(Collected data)
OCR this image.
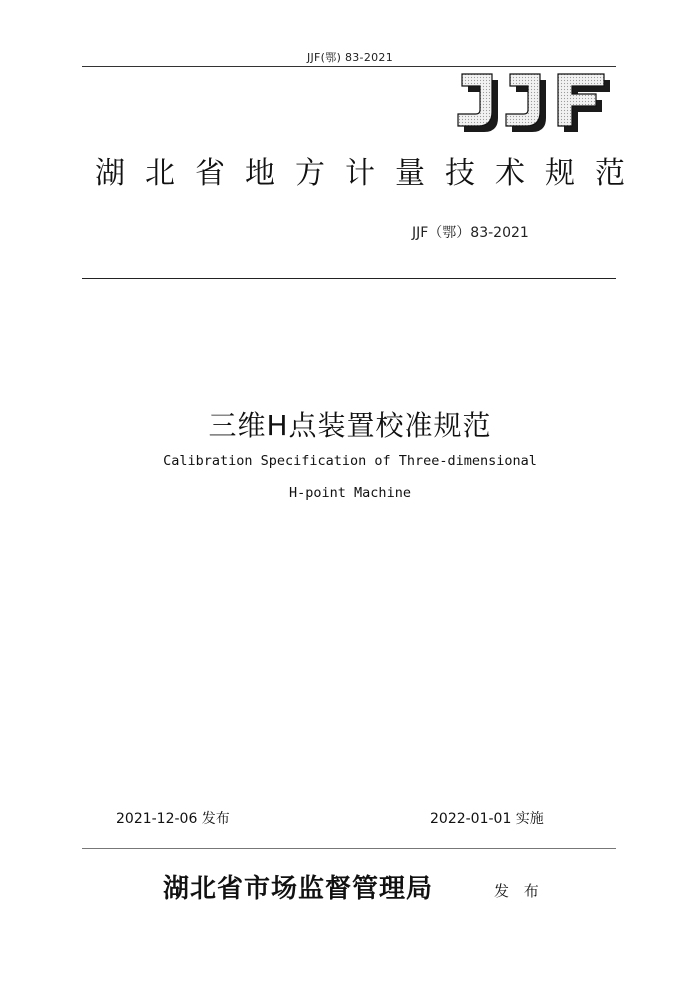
JJF(鄂) 83-2021
湖北省地方计量技术规范
JJF（鄂）83-2021
三维H点装置校准规范
Calibration Specification of Three-dimensional
H-point Machine
2021-12-06 发布	2022-01-01 实施
湖北省市场监督管理局	发 布
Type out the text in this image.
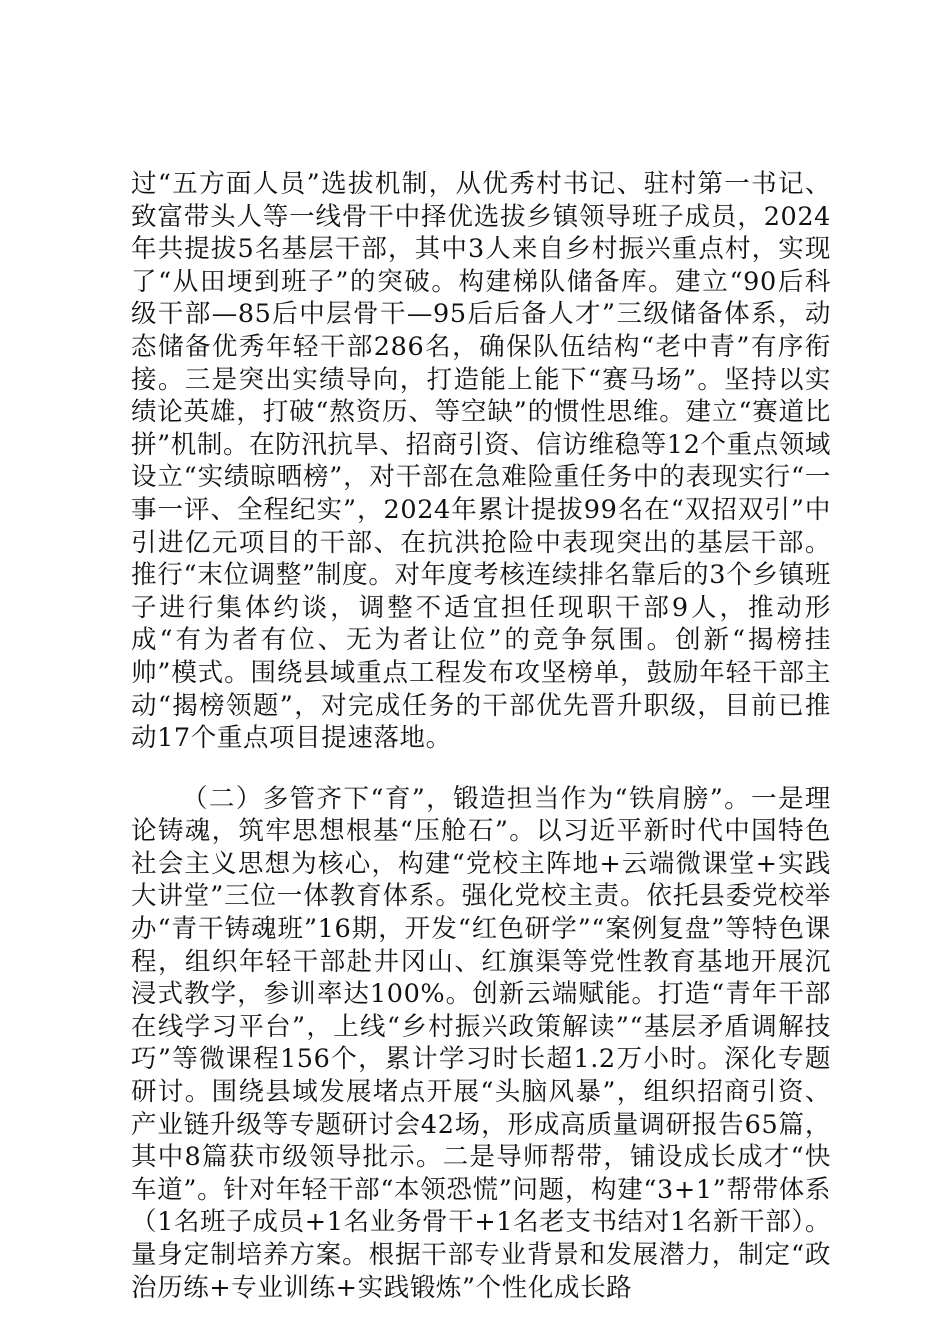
过“五方面人员”选拔机制，从优秀村书记、驻村第一书记、致富带头人等一线骨干中择优选拔乡镇领导班子成员，2024年共提拔5名基层干部，其中3人来自乡村振兴重点村，实现了“从田埂到班子”的突破。构建梯队储备库。建立“90后科级干部—85后中层骨干—95后后备人才”三级储备体系，动态储备优秀年轻干部286名，确保队伍结构“老中青”有序衔接。三是突出实绩导向，打造能上能下“赛马场”。坚持以实绩论英雄，打破“熬资历、等空缺”的惯性思维。建立“赛道比拼”机制。在防汛抗旱、招商引资、信访维稳等12个重点领域设立“实绩晾晒榜”，对干部在急难险重任务中的表现实行“一事一评、全程纪实”，2024年累计提拔99名在“双招双引”中引进亿元项目的干部、在抗洪抢险中表现突出的基层干部。推行“末位调整”制度。对年度考核连续排名靠后的3个乡镇班子进行集体约谈，调整不适宜担任现职干部9人，推动形成“有为者有位、无为者让位”的竞争氛围。创新“揭榜挂帅”模式。围绕县域重点工程发布攻坚榜单，鼓励年轻干部主动“揭榜领题”，对完成任务的干部优先晋升职级，目前已推动17个重点项目提速落地。

（二）多管齐下“育”，锻造担当作为“铁肩膀”。一是理论铸魂，筑牢思想根基“压舱石”。以习近平新时代中国特色社会主义思想为核心，构建“党校主阵地+云端微课堂+实践大讲堂”三位一体教育体系。强化党校主责。依托县委党校举办“青干铸魂班”16期，开发“红色研学”“案例复盘”等特色课程，组织年轻干部赴井冈山、红旗渠等党性教育基地开展沉浸式教学，参训率达100%。创新云端赋能。打造“青年干部在线学习平台”，上线“乡村振兴政策解读”“基层矛盾调解技巧”等微课程156个，累计学习时长超1.2万小时。深化专题研讨。围绕县域发展堵点开展“头脑风暴”，组织招商引资、产业链升级等专题研讨会42场，形成高质量调研报告65篇，其中8篇获市级领导批示。二是导师帮带，铺设成长成才“快车道”。针对年轻干部“本领恐慌”问题，构建“3+1”帮带体系（1名班子成员+1名业务骨干+1名老支书结对1名新干部）。量身定制培养方案。根据干部专业背景和发展潜力，制定“政治历练+专业训练+实践锻炼”个性化成长路
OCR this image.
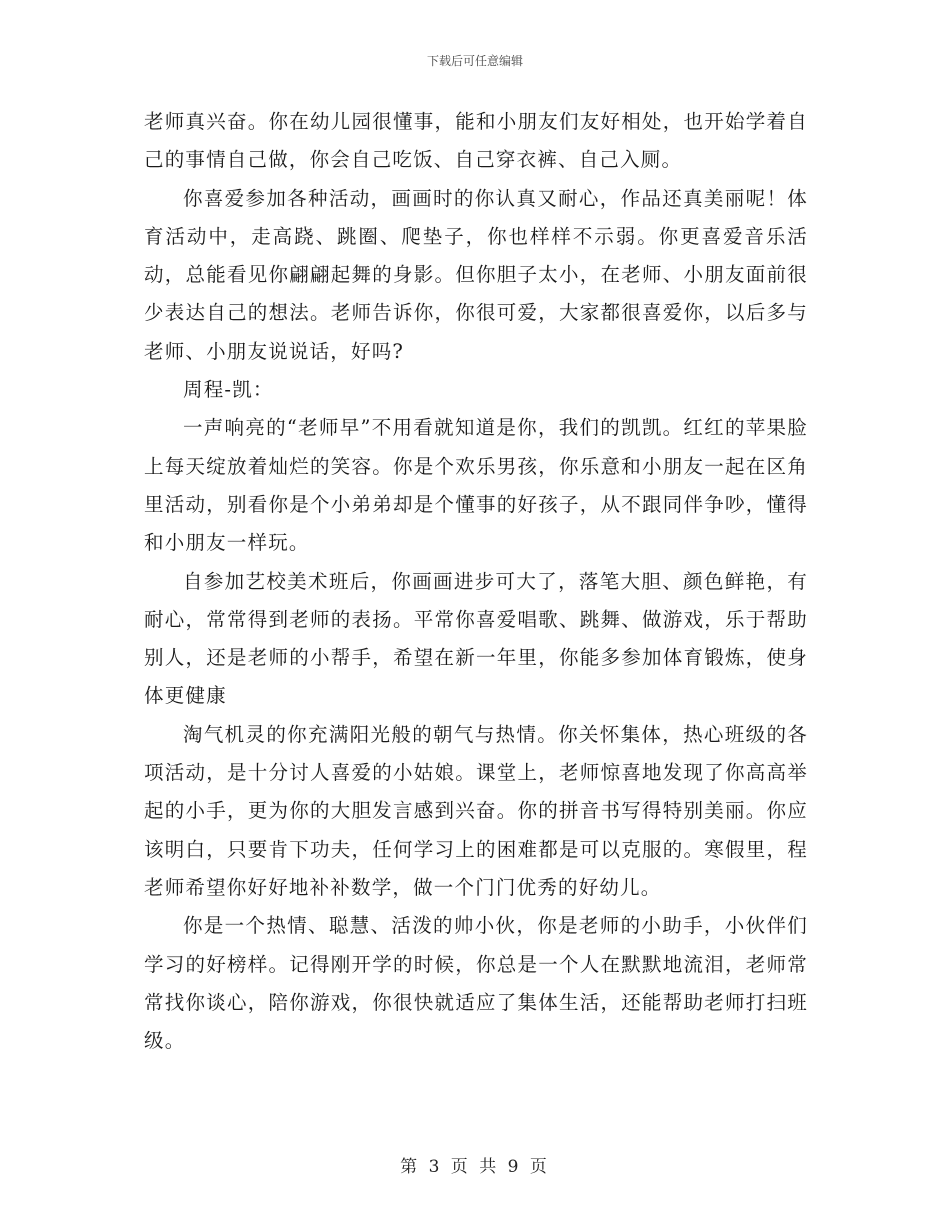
下载后可任意编辑

老师真兴奋。你在幼儿园很懂事，能和小朋友们友好相处，也开始学着自己的事情自己做，你会自己吃饭、自己穿衣裤、自己入厕。

你喜爱参加各种活动，画画时的你认真又耐心，作品还真美丽呢！体育活动中，走高跷、跳圈、爬垫子，你也样样不示弱。你更喜爱音乐活动，总能看见你翩翩起舞的身影。但你胆子太小，在老师、小朋友面前很少表达自己的想法。老师告诉你，你很可爱，大家都很喜爱你，以后多与老师、小朋友说说话，好吗?

周程-凯：

一声响亮的“老师早”不用看就知道是你，我们的凯凯。红红的苹果脸上每天绽放着灿烂的笑容。你是个欢乐男孩，你乐意和小朋友一起在区角里活动，别看你是个小弟弟却是个懂事的好孩子，从不跟同伴争吵，懂得和小朋友一样玩。

自参加艺校美术班后，你画画进步可大了，落笔大胆、颜色鲜艳，有耐心，常常得到老师的表扬。平常你喜爱唱歌、跳舞、做游戏，乐于帮助别人，还是老师的小帮手，希望在新一年里，你能多参加体育锻炼，使身体更健康

淘气机灵的你充满阳光般的朝气与热情。你关怀集体，热心班级的各项活动，是十分讨人喜爱的小姑娘。课堂上，老师惊喜地发现了你高高举起的小手，更为你的大胆发言感到兴奋。你的拼音书写得特别美丽。你应该明白，只要肯下功夫，任何学习上的困难都是可以克服的。寒假里，程老师希望你好好地补补数学，做一个门门优秀的好幼儿。

你是一个热情、聪慧、活泼的帅小伙，你是老师的小助手，小伙伴们学习的好榜样。记得刚开学的时候，你总是一个人在默默地流泪，老师常常找你谈心，陪你游戏，你很快就适应了集体生活，还能帮助老师打扫班级。

第 3 页 共 9 页
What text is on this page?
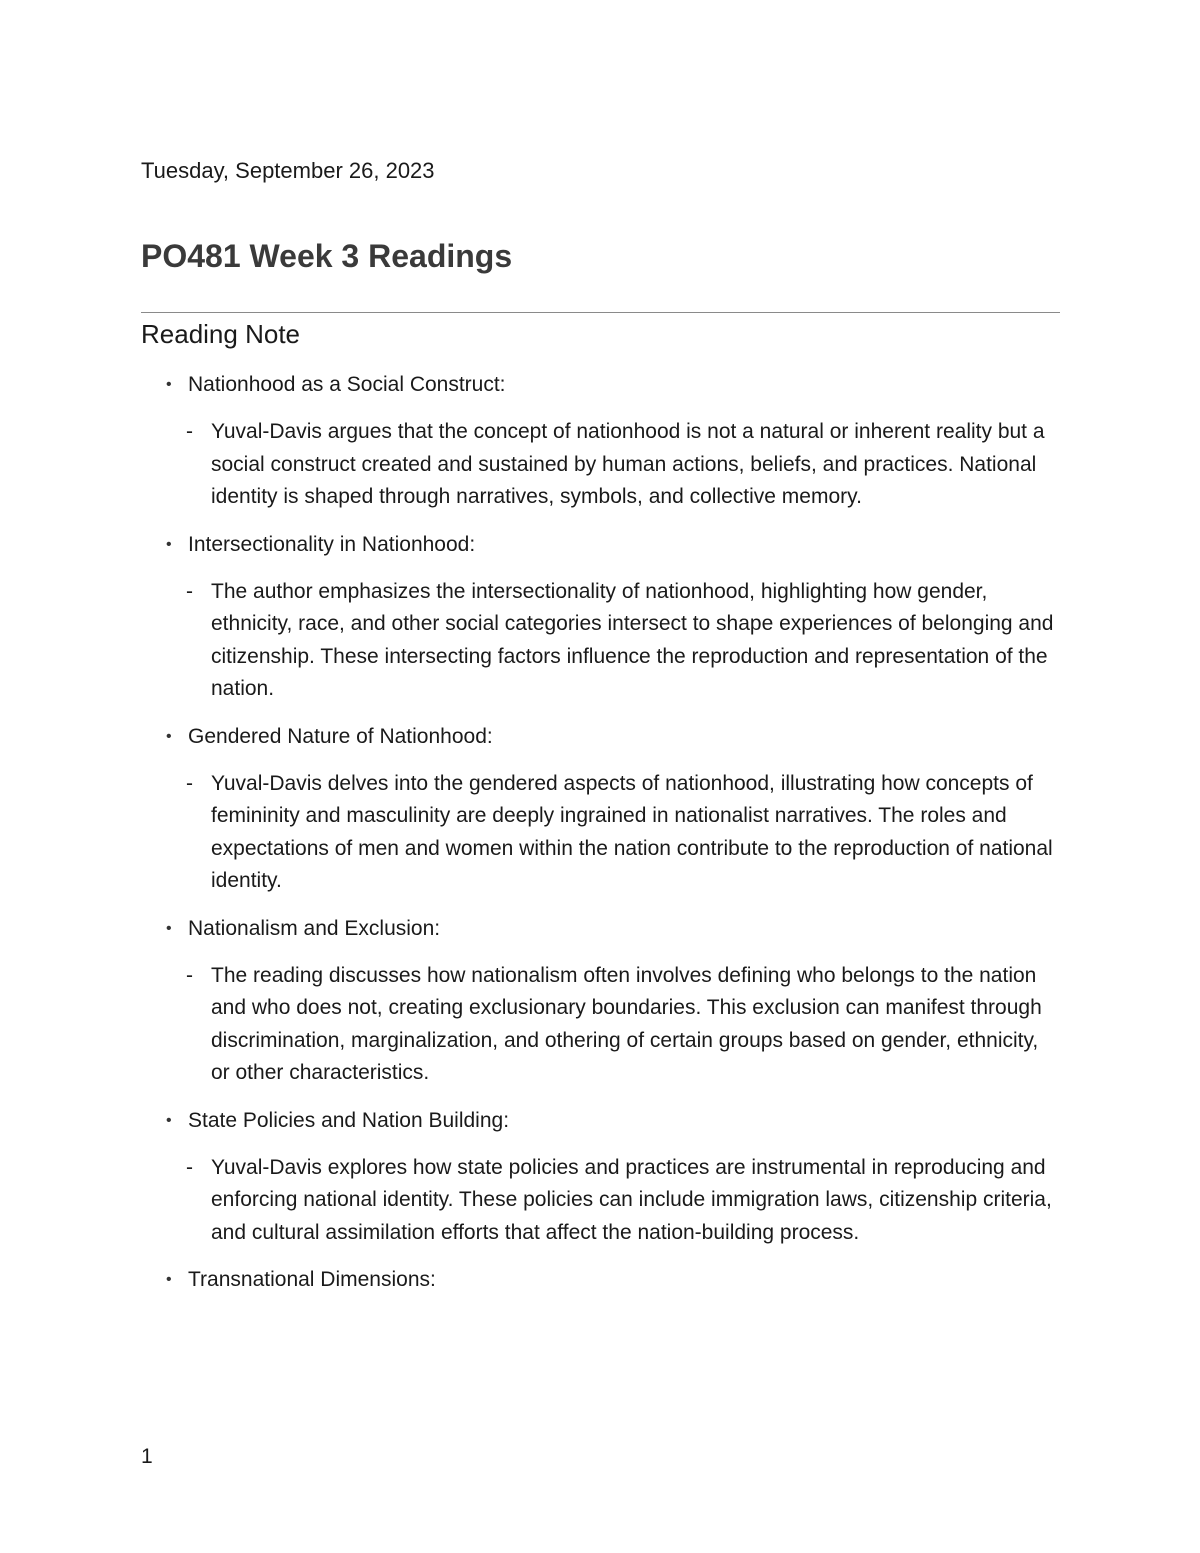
Tuesday, September 26, 2023
PO481 Week 3 Readings
Reading Note
• Nationhood as a Social Construct:
- Yuval-Davis argues that the concept of nationhood is not a natural or inherent reality but a social construct created and sustained by human actions, beliefs, and practices. National identity is shaped through narratives, symbols, and collective memory.
• Intersectionality in Nationhood:
- The author emphasizes the intersectionality of nationhood, highlighting how gender, ethnicity, race, and other social categories intersect to shape experiences of belonging and citizenship. These intersecting factors influence the reproduction and representation of the nation.
• Gendered Nature of Nationhood:
- Yuval-Davis delves into the gendered aspects of nationhood, illustrating how concepts of femininity and masculinity are deeply ingrained in nationalist narratives. The roles and expectations of men and women within the nation contribute to the reproduction of national identity.
• Nationalism and Exclusion:
- The reading discusses how nationalism often involves defining who belongs to the nation and who does not, creating exclusionary boundaries. This exclusion can manifest through discrimination, marginalization, and othering of certain groups based on gender, ethnicity, or other characteristics.
• State Policies and Nation Building:
- Yuval-Davis explores how state policies and practices are instrumental in reproducing and enforcing national identity. These policies can include immigration laws, citizenship criteria, and cultural assimilation efforts that affect the nation-building process.
• Transnational Dimensions:
1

# [What is being asked]
From the listing above, copy every line that holds the string "text".

# [Completed exercise]
Type out the text in this image.
What text is on this page?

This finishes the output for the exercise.